* [TASK INPUTS]
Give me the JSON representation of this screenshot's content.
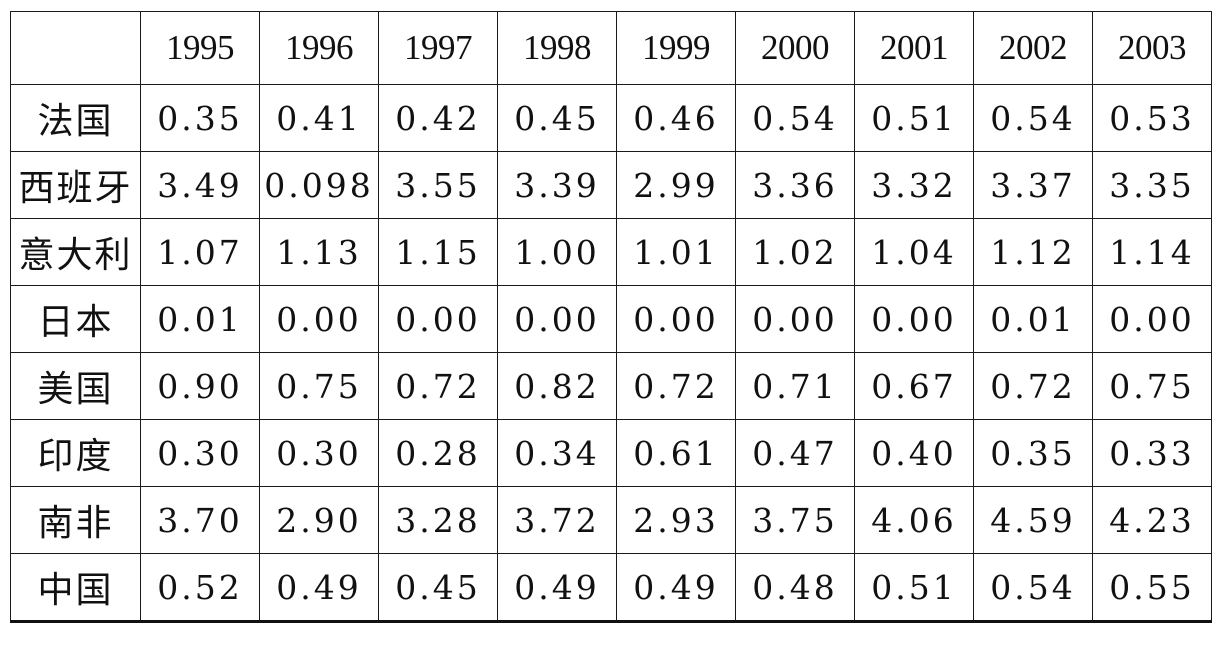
{
  "table": {
    "corner": "",
    "years": [
      "1995",
      "1996",
      "1997",
      "1998",
      "1999",
      "2000",
      "2001",
      "2002",
      "2003"
    ],
    "rows": [
      {
        "label": "法国",
        "values": [
          "0.35",
          "0.41",
          "0.42",
          "0.45",
          "0.46",
          "0.54",
          "0.51",
          "0.54",
          "0.53"
        ]
      },
      {
        "label": "西班牙",
        "values": [
          "3.49",
          "0.098",
          "3.55",
          "3.39",
          "2.99",
          "3.36",
          "3.32",
          "3.37",
          "3.35"
        ]
      },
      {
        "label": "意大利",
        "values": [
          "1.07",
          "1.13",
          "1.15",
          "1.00",
          "1.01",
          "1.02",
          "1.04",
          "1.12",
          "1.14"
        ]
      },
      {
        "label": "日本",
        "values": [
          "0.01",
          "0.00",
          "0.00",
          "0.00",
          "0.00",
          "0.00",
          "0.00",
          "0.01",
          "0.00"
        ]
      },
      {
        "label": "美国",
        "values": [
          "0.90",
          "0.75",
          "0.72",
          "0.82",
          "0.72",
          "0.71",
          "0.67",
          "0.72",
          "0.75"
        ]
      },
      {
        "label": "印度",
        "values": [
          "0.30",
          "0.30",
          "0.28",
          "0.34",
          "0.61",
          "0.47",
          "0.40",
          "0.35",
          "0.33"
        ]
      },
      {
        "label": "南非",
        "values": [
          "3.70",
          "2.90",
          "3.28",
          "3.72",
          "2.93",
          "3.75",
          "4.06",
          "4.59",
          "4.23"
        ]
      },
      {
        "label": "中国",
        "values": [
          "0.52",
          "0.49",
          "0.45",
          "0.49",
          "0.49",
          "0.48",
          "0.51",
          "0.54",
          "0.55"
        ]
      }
    ]
  }
}
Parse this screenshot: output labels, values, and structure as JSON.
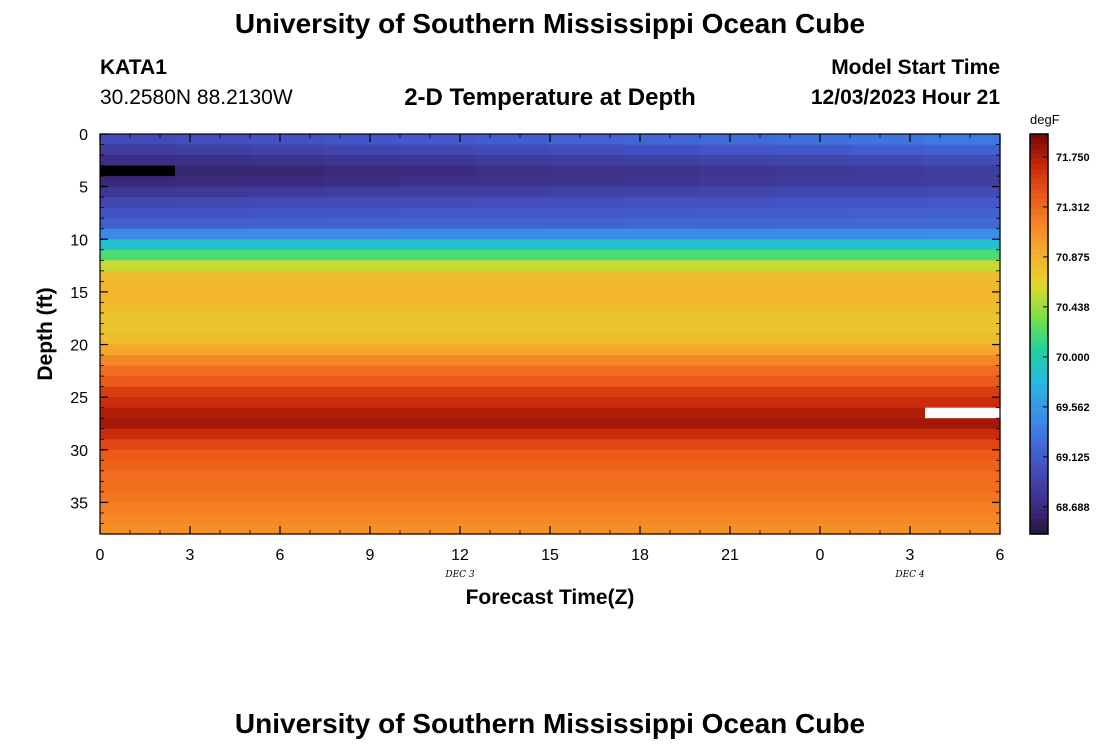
{
  "header": {
    "title": "University of Southern Mississippi Ocean Cube",
    "station_id": "KATA1",
    "location": "30.2580N  88.2130W",
    "plot_title": "2-D Temperature at Depth",
    "model_start_label": "Model Start Time",
    "model_start_value": "12/03/2023 Hour 21"
  },
  "footer": {
    "title": "University of Southern Mississippi Ocean Cube"
  },
  "chart_data": {
    "type": "heatmap",
    "title": "2-D Temperature at Depth",
    "xlabel": "Forecast Time(Z)",
    "ylabel": "Depth (ft)",
    "x_ticks": [
      "0",
      "3",
      "6",
      "9",
      "12",
      "15",
      "18",
      "21",
      "0",
      "3",
      "6"
    ],
    "x_date_labels": [
      {
        "label": "DEC 3",
        "at_tick": 4
      },
      {
        "label": "DEC 4",
        "at_tick": 9
      }
    ],
    "xlim": [
      0,
      30
    ],
    "y_ticks": [
      0,
      5,
      10,
      15,
      20,
      25,
      30,
      35
    ],
    "ylim": [
      0,
      38
    ],
    "y_inverted": true,
    "colorbar": {
      "unit": "degF",
      "tick_labels": [
        "71.750",
        "71.312",
        "70.875",
        "70.438",
        "70.000",
        "69.562",
        "69.125",
        "68.688"
      ],
      "range": [
        68.45,
        71.95
      ]
    },
    "time_columns": 12,
    "depth_bins_ft": 38,
    "depth_profile_degF": [
      68.98,
      68.85,
      68.7,
      68.6,
      68.65,
      68.8,
      68.95,
      69.05,
      69.15,
      69.45,
      69.85,
      70.2,
      70.55,
      70.8,
      70.85,
      70.85,
      70.8,
      70.75,
      70.75,
      70.8,
      70.95,
      71.15,
      71.3,
      71.4,
      71.55,
      71.65,
      71.75,
      71.8,
      71.65,
      71.5,
      71.4,
      71.35,
      71.3,
      71.3,
      71.25,
      71.2,
      71.15,
      71.1
    ],
    "upper_layer_warming_degF_total": 0.35,
    "missing_cells": [
      {
        "time_column": 0,
        "depth_ft": 3,
        "color": "#000000"
      },
      {
        "time_column": 11,
        "depth_ft": 26,
        "color": "#ffffff"
      }
    ]
  }
}
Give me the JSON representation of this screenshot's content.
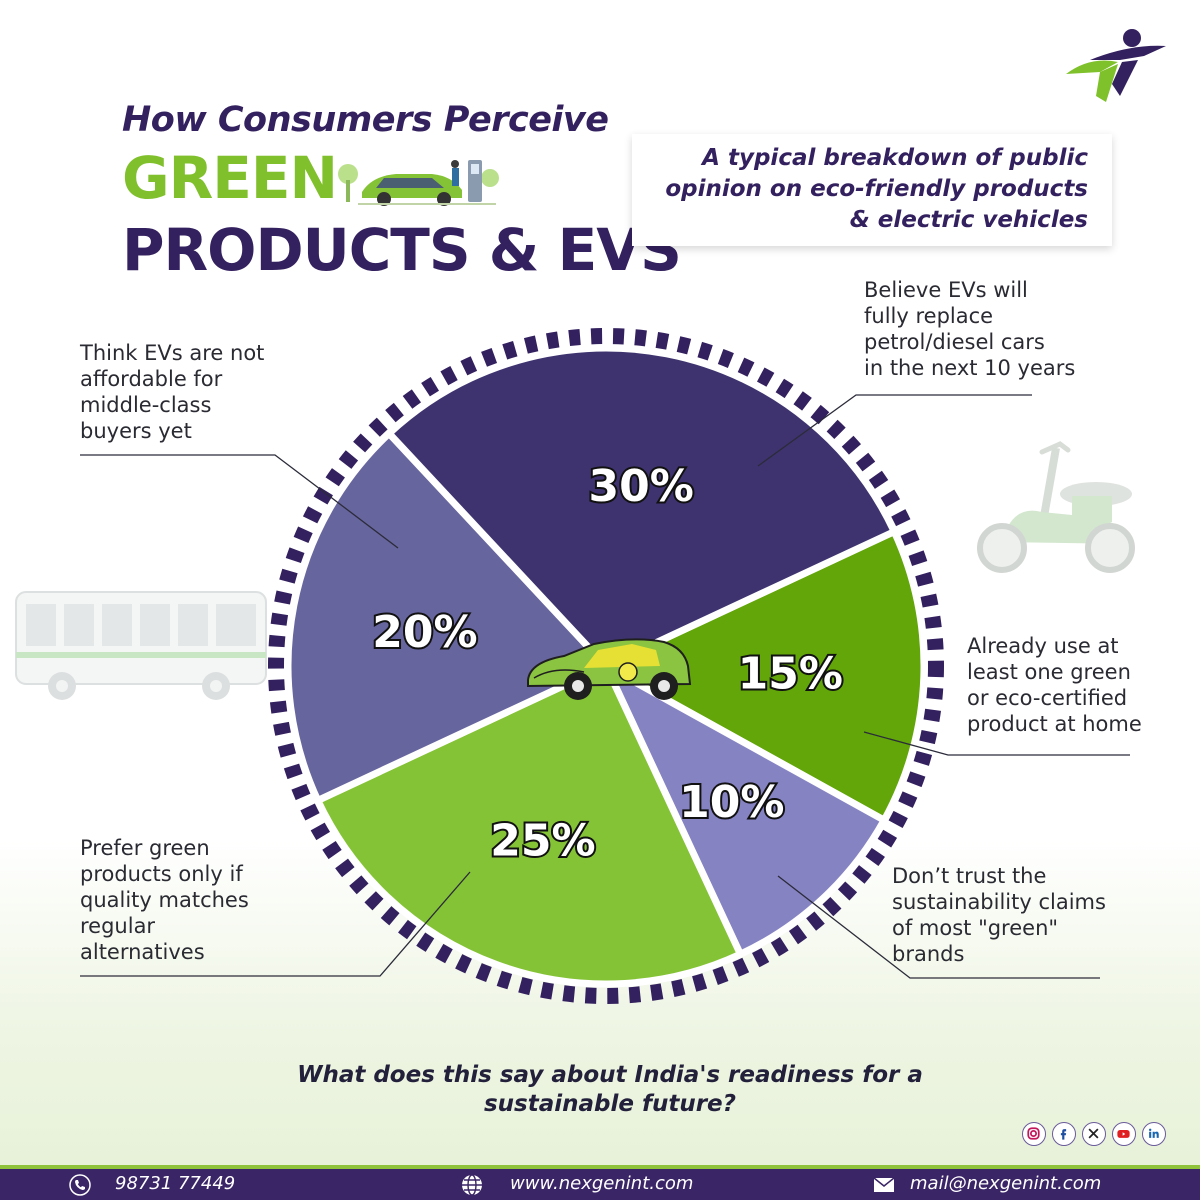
{
  "header": {
    "title_line1": "How Consumers Perceive",
    "title_line2": "GREEN",
    "title_line3": "PRODUCTS & EVS",
    "subtitle_lines": [
      "A typical breakdown of public",
      "opinion on eco-friendly products",
      "& electric vehicles"
    ]
  },
  "chart_data": {
    "type": "pie",
    "segments": [
      {
        "label_lines": [
          "Believe EVs will",
          "fully replace",
          "petrol/diesel cars",
          "in the next 10 years"
        ],
        "value": 30,
        "value_label": "30%",
        "color": "#3e336f"
      },
      {
        "label_lines": [
          "Already use at",
          "least one green",
          "or eco-certified",
          "product at home"
        ],
        "value": 15,
        "value_label": "15%",
        "color": "#62a609"
      },
      {
        "label_lines": [
          "Don’t trust the",
          "sustainability claims",
          "of most \"green\"",
          "brands"
        ],
        "value": 10,
        "value_label": "10%",
        "color": "#8683c3"
      },
      {
        "label_lines": [
          "Prefer green",
          "products only if",
          "quality matches",
          "regular",
          "alternatives"
        ],
        "value": 25,
        "value_label": "25%",
        "color": "#85c336"
      },
      {
        "label_lines": [
          "Think EVs are not",
          "affordable for",
          "middle-class",
          "buyers yet"
        ],
        "value": 20,
        "value_label": "20%",
        "color": "#67659e"
      }
    ],
    "ring_color": "#33205e"
  },
  "question_lines": [
    "What does this say about India's readiness for a",
    "sustainable future?"
  ],
  "footer": {
    "phone": "98731 77449",
    "website": "www.nexgenint.com",
    "email": "mail@nexgenint.com"
  },
  "social_icons": [
    "instagram-icon",
    "facebook-icon",
    "x-icon",
    "youtube-icon",
    "linkedin-icon"
  ],
  "colors": {
    "brand_purple": "#33205e",
    "brand_green": "#80c02c"
  }
}
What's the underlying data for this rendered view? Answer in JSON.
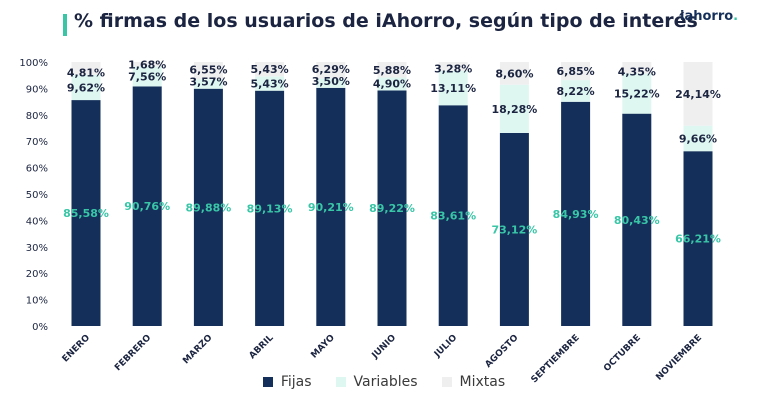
{
  "header": {
    "title": "% firmas de los usuarios de iAhorro, según tipo de interés",
    "logo": "iahorro",
    "logo_dot": ".",
    "accent_color": "#39c6a7"
  },
  "chart_data": {
    "type": "bar",
    "stacked": true,
    "title": "% firmas de los usuarios de iAhorro, según tipo de interés",
    "xlabel": "",
    "ylabel": "",
    "ylim": [
      0,
      100
    ],
    "y_ticks": [
      "0%",
      "10%",
      "20%",
      "30%",
      "40%",
      "50%",
      "60%",
      "70%",
      "80%",
      "90%",
      "100%"
    ],
    "categories": [
      "ENERO",
      "FEBRERO",
      "MARZO",
      "ABRIL",
      "MAYO",
      "JUNIO",
      "JULIO",
      "AGOSTO",
      "SEPTIEMBRE",
      "OCTUBRE",
      "NOVIEMBRE"
    ],
    "series": [
      {
        "name": "Fijas",
        "color": "#14305a",
        "values": [
          85.58,
          90.76,
          89.88,
          89.13,
          90.21,
          89.22,
          83.61,
          73.12,
          84.93,
          80.43,
          66.21
        ],
        "labels": [
          "85,58%",
          "90,76%",
          "89,88%",
          "89,13%",
          "90,21%",
          "89,22%",
          "83,61%",
          "73,12%",
          "84,93%",
          "80,43%",
          "66,21%"
        ]
      },
      {
        "name": "Variables",
        "color": "#dff7f1",
        "values": [
          9.62,
          7.56,
          3.57,
          5.43,
          3.5,
          4.9,
          13.11,
          18.28,
          8.22,
          15.22,
          9.66
        ],
        "labels": [
          "9,62%",
          "7,56%",
          "3,57%",
          "5,43%",
          "3,50%",
          "4,90%",
          "13,11%",
          "18,28%",
          "8,22%",
          "15,22%",
          "9,66%"
        ]
      },
      {
        "name": "Mixtas",
        "color": "#efefef",
        "values": [
          4.81,
          1.68,
          6.55,
          5.43,
          6.29,
          5.88,
          3.28,
          8.6,
          6.85,
          4.35,
          24.14
        ],
        "labels": [
          "4,81%",
          "1,68%",
          "6,55%",
          "5,43%",
          "6,29%",
          "5,88%",
          "3,28%",
          "8,60%",
          "6,85%",
          "4,35%",
          "24,14%"
        ]
      }
    ],
    "legend_position": "bottom",
    "grid": false
  }
}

* [WORK TO COMPLETE] Only lines with the word "Ocean" are wanted, so copy each one from the records.

* [PROBLEM SOLUTION]
    "title": "University of Southern Mississippi Ocean Cube",
    "title": "University of Southern Mississippi Ocean Cube"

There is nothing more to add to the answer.